-- Task to carry out --
Images excluded, repeat each entry below exactly.

━━━━

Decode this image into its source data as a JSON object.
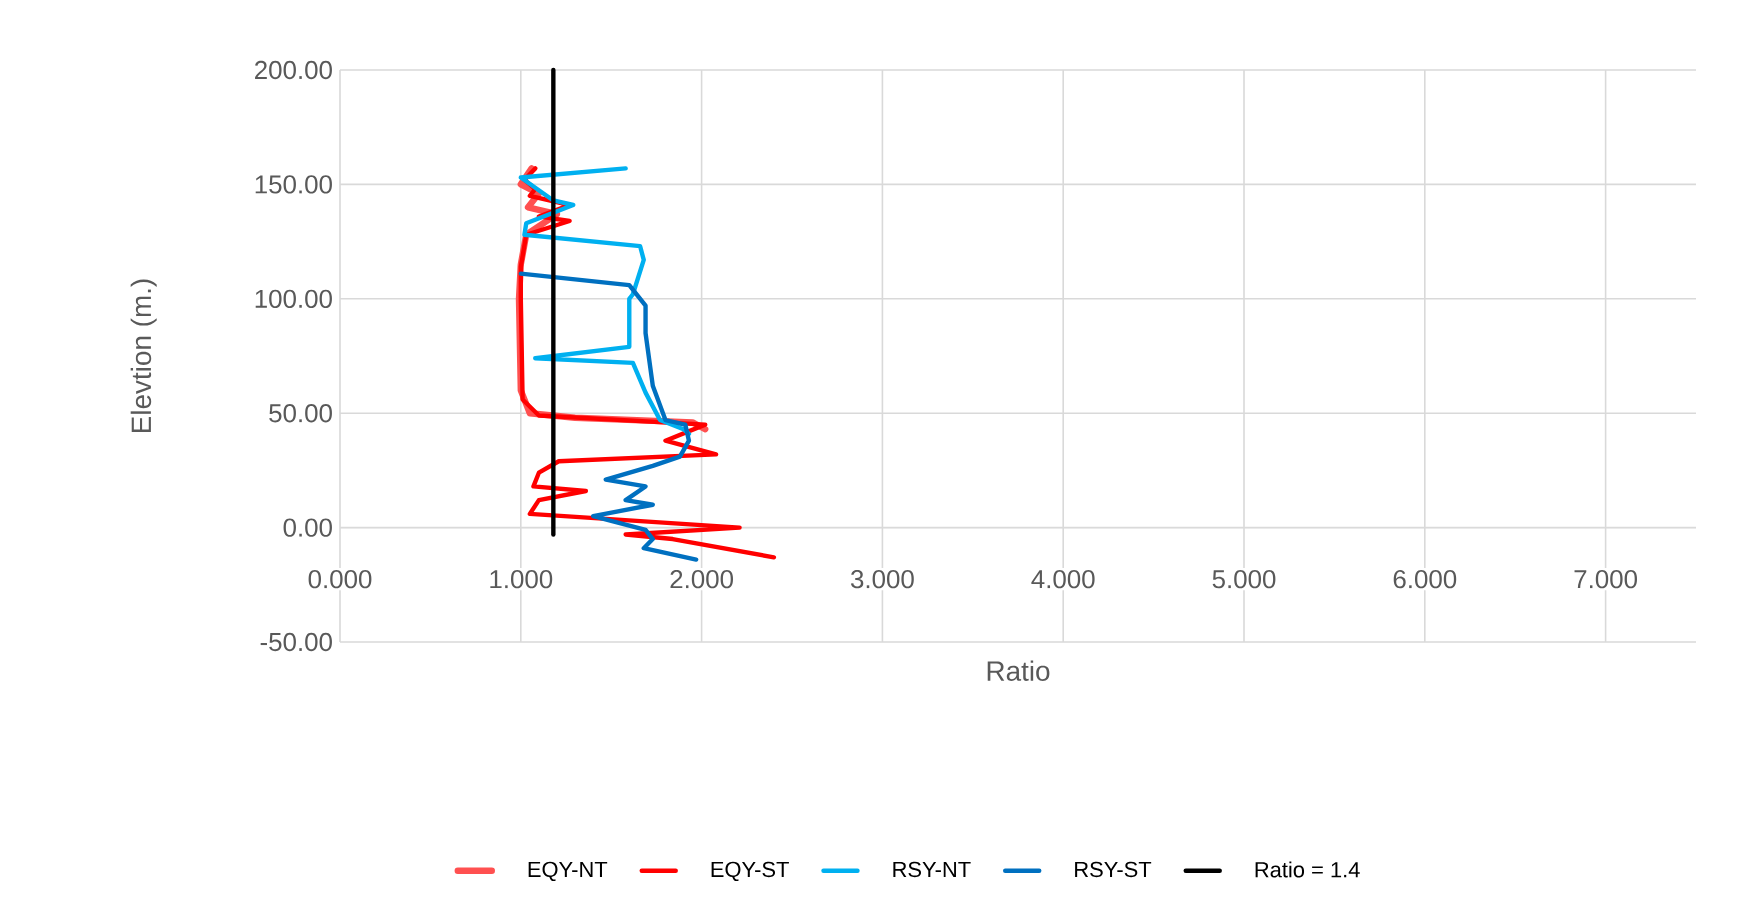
{
  "chart_data": {
    "type": "line",
    "xlabel": "Ratio",
    "ylabel": "Elevtion (m.)",
    "xlim": [
      0,
      7.5
    ],
    "ylim": [
      -50,
      200
    ],
    "xticks": [
      {
        "value": 0,
        "label": "0.000"
      },
      {
        "value": 1,
        "label": "1.000"
      },
      {
        "value": 2,
        "label": "2.000"
      },
      {
        "value": 3,
        "label": "3.000"
      },
      {
        "value": 4,
        "label": "4.000"
      },
      {
        "value": 5,
        "label": "5.000"
      },
      {
        "value": 6,
        "label": "6.000"
      },
      {
        "value": 7,
        "label": "7.000"
      }
    ],
    "yticks": [
      {
        "value": -50,
        "label": "-50.00"
      },
      {
        "value": 0,
        "label": "0.00"
      },
      {
        "value": 50,
        "label": "50.00"
      },
      {
        "value": 100,
        "label": "100.00"
      },
      {
        "value": 150,
        "label": "150.00"
      },
      {
        "value": 200,
        "label": "200.00"
      }
    ],
    "grid": true,
    "legend": "bottom",
    "series": [
      {
        "name": "EQY-NT",
        "color": "#ff5050",
        "x": [
          1.06,
          1.0,
          1.1,
          1.04,
          1.2,
          1.03,
          1.0,
          0.99,
          1.0,
          1.05,
          1.3,
          1.95,
          2.02
        ],
        "values": [
          157,
          150,
          146,
          140,
          137,
          128,
          115,
          100,
          60,
          50,
          48,
          46,
          43
        ]
      },
      {
        "name": "EQY-ST",
        "color": "#ff0000",
        "x": [
          1.08,
          1.02,
          1.08,
          1.05,
          1.27,
          1.1,
          1.27,
          1.03,
          1.0,
          1.0,
          1.01,
          1.1,
          2.02,
          1.8,
          2.08,
          1.21,
          1.1,
          1.07,
          1.36,
          1.1,
          1.05,
          2.21,
          1.58,
          1.84,
          2.4
        ],
        "values": [
          157,
          152,
          148,
          145,
          141,
          136,
          134,
          128,
          114,
          100,
          56,
          49,
          45,
          38,
          32,
          29,
          24,
          18,
          16,
          12,
          6,
          0,
          -3,
          -5,
          -13
        ]
      },
      {
        "name": "RSY-NT",
        "color": "#00b0f0",
        "x": [
          1.58,
          1.0,
          1.18,
          1.29,
          1.03,
          1.02,
          1.66,
          1.68,
          1.62,
          1.6,
          1.6,
          1.08,
          1.62,
          1.69,
          1.77,
          1.9,
          1.93
        ],
        "values": [
          157,
          153,
          143,
          141,
          133,
          128,
          123,
          117,
          102,
          100,
          79,
          74,
          72,
          59,
          47,
          43,
          41
        ]
      },
      {
        "name": "RSY-ST",
        "color": "#0070c0",
        "x": [
          1.0,
          1.6,
          1.69,
          1.69,
          1.73,
          1.8,
          1.91,
          1.93,
          1.88,
          1.73,
          1.47,
          1.69,
          1.58,
          1.73,
          1.4,
          1.69,
          1.73,
          1.68,
          1.97
        ],
        "values": [
          111,
          106,
          97,
          85,
          62,
          47,
          45,
          38,
          31,
          27,
          21,
          18,
          12,
          10,
          5,
          -1,
          -5,
          -9,
          -14
        ]
      },
      {
        "name": "Ratio = 1.4",
        "color": "#000000",
        "x": [
          1.18,
          1.18
        ],
        "values": [
          -3,
          200
        ]
      }
    ]
  }
}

━━━━

-- Solution to the exercise --
Decode this image into its source data as a JSON object.
{
  "chart_data": {
    "type": "line",
    "xlabel": "Ratio",
    "ylabel": "Elevtion (m.)",
    "xlim": [
      0,
      7.5
    ],
    "ylim": [
      -50,
      200
    ],
    "xticks": [
      {
        "value": 0,
        "label": "0.000"
      },
      {
        "value": 1,
        "label": "1.000"
      },
      {
        "value": 2,
        "label": "2.000"
      },
      {
        "value": 3,
        "label": "3.000"
      },
      {
        "value": 4,
        "label": "4.000"
      },
      {
        "value": 5,
        "label": "5.000"
      },
      {
        "value": 6,
        "label": "6.000"
      },
      {
        "value": 7,
        "label": "7.000"
      }
    ],
    "yticks": [
      {
        "value": -50,
        "label": "-50.00"
      },
      {
        "value": 0,
        "label": "0.00"
      },
      {
        "value": 50,
        "label": "50.00"
      },
      {
        "value": 100,
        "label": "100.00"
      },
      {
        "value": 150,
        "label": "150.00"
      },
      {
        "value": 200,
        "label": "200.00"
      }
    ],
    "grid": true,
    "legend": "bottom",
    "series": [
      {
        "name": "EQY-NT",
        "color": "#ff5050",
        "x": [
          1.06,
          1.0,
          1.1,
          1.04,
          1.2,
          1.03,
          1.0,
          0.99,
          1.0,
          1.05,
          1.3,
          1.95,
          2.02
        ],
        "values": [
          157,
          150,
          146,
          140,
          137,
          128,
          115,
          100,
          60,
          50,
          48,
          46,
          43
        ]
      },
      {
        "name": "EQY-ST",
        "color": "#ff0000",
        "x": [
          1.08,
          1.02,
          1.08,
          1.05,
          1.27,
          1.1,
          1.27,
          1.03,
          1.0,
          1.0,
          1.01,
          1.1,
          2.02,
          1.8,
          2.08,
          1.21,
          1.1,
          1.07,
          1.36,
          1.1,
          1.05,
          2.21,
          1.58,
          1.84,
          2.4
        ],
        "values": [
          157,
          152,
          148,
          145,
          141,
          136,
          134,
          128,
          114,
          100,
          56,
          49,
          45,
          38,
          32,
          29,
          24,
          18,
          16,
          12,
          6,
          0,
          -3,
          -5,
          -13
        ]
      },
      {
        "name": "RSY-NT",
        "color": "#00b0f0",
        "x": [
          1.58,
          1.0,
          1.18,
          1.29,
          1.03,
          1.02,
          1.66,
          1.68,
          1.62,
          1.6,
          1.6,
          1.08,
          1.62,
          1.69,
          1.77,
          1.9,
          1.93
        ],
        "values": [
          157,
          153,
          143,
          141,
          133,
          128,
          123,
          117,
          102,
          100,
          79,
          74,
          72,
          59,
          47,
          43,
          41
        ]
      },
      {
        "name": "RSY-ST",
        "color": "#0070c0",
        "x": [
          1.0,
          1.6,
          1.69,
          1.69,
          1.73,
          1.8,
          1.91,
          1.93,
          1.88,
          1.73,
          1.47,
          1.69,
          1.58,
          1.73,
          1.4,
          1.69,
          1.73,
          1.68,
          1.97
        ],
        "values": [
          111,
          106,
          97,
          85,
          62,
          47,
          45,
          38,
          31,
          27,
          21,
          18,
          12,
          10,
          5,
          -1,
          -5,
          -9,
          -14
        ]
      },
      {
        "name": "Ratio = 1.4",
        "color": "#000000",
        "x": [
          1.18,
          1.18
        ],
        "values": [
          -3,
          200
        ]
      }
    ]
  }
}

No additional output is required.